### Data entries
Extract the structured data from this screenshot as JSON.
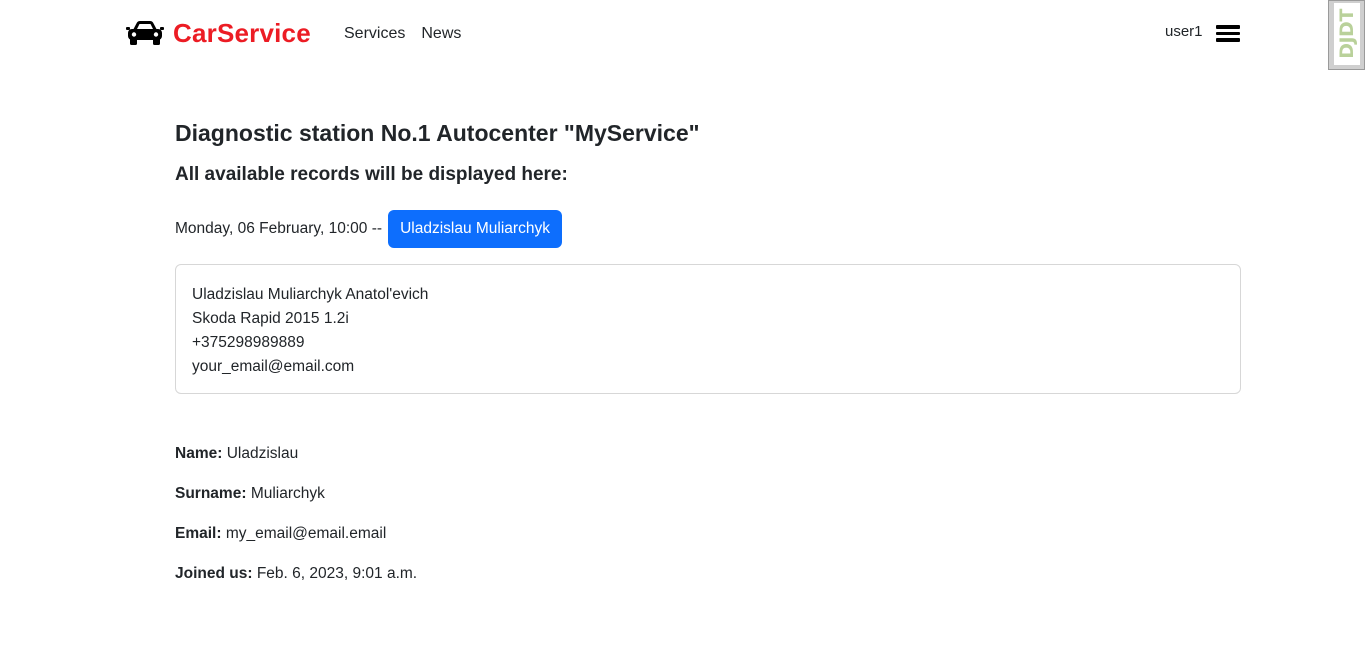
{
  "navbar": {
    "brand": "CarService",
    "links": [
      "Services",
      "News"
    ],
    "user": "user1",
    "icons": {
      "brand": "car-icon",
      "menu": "hamburger-menu-icon"
    },
    "brand_color": "#ec1c24"
  },
  "debug_toolbar": {
    "label": "DJDT"
  },
  "main": {
    "title": "Diagnostic station No.1 Autocenter \"MyService\"",
    "subtitle": "All available records will be displayed here:",
    "record": {
      "datetime": "Monday, 06 February, 10:00 --",
      "button_label": "Uladzislau Muliarchyk",
      "button_color": "#0d6efd"
    },
    "details": [
      "Uladzislau Muliarchyk Anatol'evich",
      "Skoda Rapid 2015 1.2i",
      "+375298989889",
      "your_email@email.com"
    ]
  },
  "profile": {
    "name_label": "Name:",
    "name": "Uladzislau",
    "surname_label": "Surname:",
    "surname": "Muliarchyk",
    "email_label": "Email:",
    "email": "my_email@email.email",
    "joined_label": "Joined us:",
    "joined": "Feb. 6, 2023, 9:01 a.m."
  }
}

### Task instructions
Output nothing but the number of lines in the data containing the string "Uladzislau".

### Output of the task
3